Task brief ->
Make a tally of the lines in the records that include the string "info", and give only that number.

— Start —

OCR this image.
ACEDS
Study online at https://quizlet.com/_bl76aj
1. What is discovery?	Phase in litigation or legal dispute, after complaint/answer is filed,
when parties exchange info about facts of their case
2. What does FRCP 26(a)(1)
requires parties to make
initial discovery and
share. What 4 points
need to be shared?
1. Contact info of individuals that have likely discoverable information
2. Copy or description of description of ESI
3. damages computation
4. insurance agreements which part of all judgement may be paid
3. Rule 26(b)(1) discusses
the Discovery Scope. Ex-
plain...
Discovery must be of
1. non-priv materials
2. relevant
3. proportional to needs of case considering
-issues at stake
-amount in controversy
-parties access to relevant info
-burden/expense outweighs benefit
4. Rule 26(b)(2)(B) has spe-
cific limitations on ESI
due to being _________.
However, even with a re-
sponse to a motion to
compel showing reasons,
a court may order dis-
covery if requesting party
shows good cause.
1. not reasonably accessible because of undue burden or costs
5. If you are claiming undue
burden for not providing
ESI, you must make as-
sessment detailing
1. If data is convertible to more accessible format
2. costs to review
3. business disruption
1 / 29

— End —

The reply ->
3